_Stated exercise_
Copy out only the span from the line with "What does this" to the end of the data, both ends kept, word for word.

Data records
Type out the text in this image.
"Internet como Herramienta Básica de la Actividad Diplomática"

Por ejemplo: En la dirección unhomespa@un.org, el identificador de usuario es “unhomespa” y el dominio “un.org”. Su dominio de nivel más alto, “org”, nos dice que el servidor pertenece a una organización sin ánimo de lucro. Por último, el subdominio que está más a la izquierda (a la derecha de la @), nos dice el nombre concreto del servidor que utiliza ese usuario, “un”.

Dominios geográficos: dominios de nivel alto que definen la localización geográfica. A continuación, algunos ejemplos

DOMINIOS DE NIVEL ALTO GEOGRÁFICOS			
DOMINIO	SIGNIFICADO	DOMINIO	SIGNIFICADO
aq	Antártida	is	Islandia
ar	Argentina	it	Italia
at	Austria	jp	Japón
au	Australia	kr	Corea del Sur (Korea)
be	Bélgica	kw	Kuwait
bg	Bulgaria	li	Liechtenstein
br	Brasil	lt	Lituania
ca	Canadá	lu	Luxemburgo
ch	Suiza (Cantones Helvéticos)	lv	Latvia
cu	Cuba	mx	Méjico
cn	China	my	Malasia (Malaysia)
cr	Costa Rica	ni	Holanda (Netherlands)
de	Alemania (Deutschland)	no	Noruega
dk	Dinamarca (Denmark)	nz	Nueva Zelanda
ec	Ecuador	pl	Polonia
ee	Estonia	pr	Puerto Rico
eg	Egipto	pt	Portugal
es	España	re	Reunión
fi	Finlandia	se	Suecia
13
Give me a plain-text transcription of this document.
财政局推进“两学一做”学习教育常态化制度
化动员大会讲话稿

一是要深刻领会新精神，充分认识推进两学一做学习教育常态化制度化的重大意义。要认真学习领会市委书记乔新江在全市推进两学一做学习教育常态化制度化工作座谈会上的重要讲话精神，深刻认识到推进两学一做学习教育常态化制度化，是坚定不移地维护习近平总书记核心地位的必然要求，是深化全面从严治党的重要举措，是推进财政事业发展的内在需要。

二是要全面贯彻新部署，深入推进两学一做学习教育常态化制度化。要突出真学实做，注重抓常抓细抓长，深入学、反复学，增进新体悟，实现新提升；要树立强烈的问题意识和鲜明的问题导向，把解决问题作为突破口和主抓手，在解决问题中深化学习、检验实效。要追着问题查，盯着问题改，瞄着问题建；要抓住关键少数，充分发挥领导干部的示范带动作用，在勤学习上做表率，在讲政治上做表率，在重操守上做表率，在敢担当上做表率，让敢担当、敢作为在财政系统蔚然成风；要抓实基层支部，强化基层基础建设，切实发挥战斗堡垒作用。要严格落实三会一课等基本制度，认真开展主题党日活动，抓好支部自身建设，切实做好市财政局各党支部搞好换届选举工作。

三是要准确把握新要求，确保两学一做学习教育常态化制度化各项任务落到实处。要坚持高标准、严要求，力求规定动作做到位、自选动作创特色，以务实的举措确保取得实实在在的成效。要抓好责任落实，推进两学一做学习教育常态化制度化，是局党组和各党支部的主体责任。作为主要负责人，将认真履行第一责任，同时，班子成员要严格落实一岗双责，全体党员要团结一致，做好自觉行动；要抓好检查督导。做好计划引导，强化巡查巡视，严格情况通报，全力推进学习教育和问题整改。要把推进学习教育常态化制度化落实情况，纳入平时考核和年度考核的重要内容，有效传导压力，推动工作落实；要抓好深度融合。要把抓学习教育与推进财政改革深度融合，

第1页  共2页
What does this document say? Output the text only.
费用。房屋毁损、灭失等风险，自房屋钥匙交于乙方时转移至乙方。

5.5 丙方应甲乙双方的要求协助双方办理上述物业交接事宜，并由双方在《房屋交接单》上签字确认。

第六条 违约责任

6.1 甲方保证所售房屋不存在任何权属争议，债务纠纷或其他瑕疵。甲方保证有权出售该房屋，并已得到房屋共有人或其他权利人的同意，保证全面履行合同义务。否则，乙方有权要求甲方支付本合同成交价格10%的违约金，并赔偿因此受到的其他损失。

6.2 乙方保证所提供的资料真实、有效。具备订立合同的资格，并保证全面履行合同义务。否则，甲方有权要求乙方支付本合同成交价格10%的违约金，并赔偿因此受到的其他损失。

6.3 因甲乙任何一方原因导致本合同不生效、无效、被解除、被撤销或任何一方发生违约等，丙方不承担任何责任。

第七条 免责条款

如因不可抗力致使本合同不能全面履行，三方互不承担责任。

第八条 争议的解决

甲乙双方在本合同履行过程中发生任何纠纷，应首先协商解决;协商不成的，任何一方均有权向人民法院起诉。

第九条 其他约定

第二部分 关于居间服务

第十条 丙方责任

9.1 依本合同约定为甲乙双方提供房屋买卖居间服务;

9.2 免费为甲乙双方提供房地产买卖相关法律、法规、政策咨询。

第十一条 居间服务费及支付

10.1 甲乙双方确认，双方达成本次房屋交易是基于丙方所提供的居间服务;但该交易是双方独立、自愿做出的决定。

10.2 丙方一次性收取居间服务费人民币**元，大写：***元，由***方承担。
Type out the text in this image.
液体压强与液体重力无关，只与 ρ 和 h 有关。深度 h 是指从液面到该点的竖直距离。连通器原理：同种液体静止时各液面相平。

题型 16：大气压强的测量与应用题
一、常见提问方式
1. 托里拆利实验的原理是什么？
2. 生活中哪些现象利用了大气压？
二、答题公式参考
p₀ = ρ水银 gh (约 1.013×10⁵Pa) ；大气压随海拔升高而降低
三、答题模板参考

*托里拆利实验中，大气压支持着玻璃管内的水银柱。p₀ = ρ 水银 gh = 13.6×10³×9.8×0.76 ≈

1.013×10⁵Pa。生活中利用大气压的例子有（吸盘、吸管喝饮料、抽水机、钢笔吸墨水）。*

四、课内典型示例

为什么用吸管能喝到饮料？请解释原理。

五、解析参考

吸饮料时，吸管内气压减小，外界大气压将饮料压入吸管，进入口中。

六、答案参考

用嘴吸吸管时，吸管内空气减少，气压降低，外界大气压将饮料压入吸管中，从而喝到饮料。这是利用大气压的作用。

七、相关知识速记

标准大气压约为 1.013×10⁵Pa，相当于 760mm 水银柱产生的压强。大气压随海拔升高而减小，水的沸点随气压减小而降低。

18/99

_Solved problem_
What does this document say? Output the text only.
费用。房屋毁损、灭失等风险，自房屋钥匙交于乙方时转移至乙方。

5.5 丙方应甲乙双方的要求协助双方办理上述物业交接事宜，并由双方在《房屋交接单》上签字确认。

第六条 违约责任

6.1 甲方保证所售房屋不存在任何权属争议，债务纠纷或其他瑕疵。甲方保证有权出售该房屋，并已得到房屋共有人或其他权利人的同意，保证全面履行合同义务。否则，乙方有权要求甲方支付本合同成交价格10%的违约金，并赔偿因此受到的其他损失。

6.2 乙方保证所提供的资料真实、有效。具备订立合同的资格，并保证全面履行合同义务。否则，甲方有权要求乙方支付本合同成交价格10%的违约金，并赔偿因此受到的其他损失。

6.3 因甲乙任何一方原因导致本合同不生效、无效、被解除、被撤销或任何一方发生违约等，丙方不承担任何责任。

第七条 免责条款

如因不可抗力致使本合同不能全面履行，三方互不承担责任。

第八条 争议的解决

甲乙双方在本合同履行过程中发生任何纠纷，应首先协商解决;协商不成的，任何一方均有权向人民法院起诉。

第九条 其他约定

第二部分 关于居间服务

第十条 丙方责任

9.1 依本合同约定为甲乙双方提供房屋买卖居间服务;

9.2 免费为甲乙双方提供房地产买卖相关法律、法规、政策咨询。

第十一条 居间服务费及支付

10.1 甲乙双方确认，双方达成本次房屋交易是基于丙方所提供的居间服务;但该交易是双方独立、自愿做出的决定。

10.2 丙方一次性收取居间服务费人民币**元，大写：***元，由***方承担。
Type out the text in this image.
液体压强与液体重力无关，只与 ρ 和 h 有关。深度 h 是指从液面到该点的竖直距离。连通器原理：同种液体静止时各液面相平。

题型 16：大气压强的测量与应用题
一、常见提问方式
1. 托里拆利实验的原理是什么？
2. 生活中哪些现象利用了大气压？
二、答题公式参考
p₀ = ρ水银 gh (约 1.013×10⁵Pa) ；大气压随海拔升高而降低
三、答题模板参考

*托里拆利实验中，大气压支持着玻璃管内的水银柱。p₀ = ρ 水银 gh = 13.6×10³×9.8×0.76 ≈

1.013×10⁵Pa。生活中利用大气压的例子有（吸盘、吸管喝饮料、抽水机、钢笔吸墨水）。*

四、课内典型示例

为什么用吸管能喝到饮料？请解释原理。

五、解析参考

吸饮料时，吸管内气压减小，外界大气压将饮料压入吸管，进入口中。

六、答案参考

用嘴吸吸管时，吸管内空气减少，气压降低，外界大气压将饮料压入吸管中，从而喝到饮料。这是利用大气压的作用。

七、相关知识速记

标准大气压约为 1.013×10⁵Pa，相当于 760mm 水银柱产生的压强。大气压随海拔升高而减小，水的沸点随气压减小而降低。

18/99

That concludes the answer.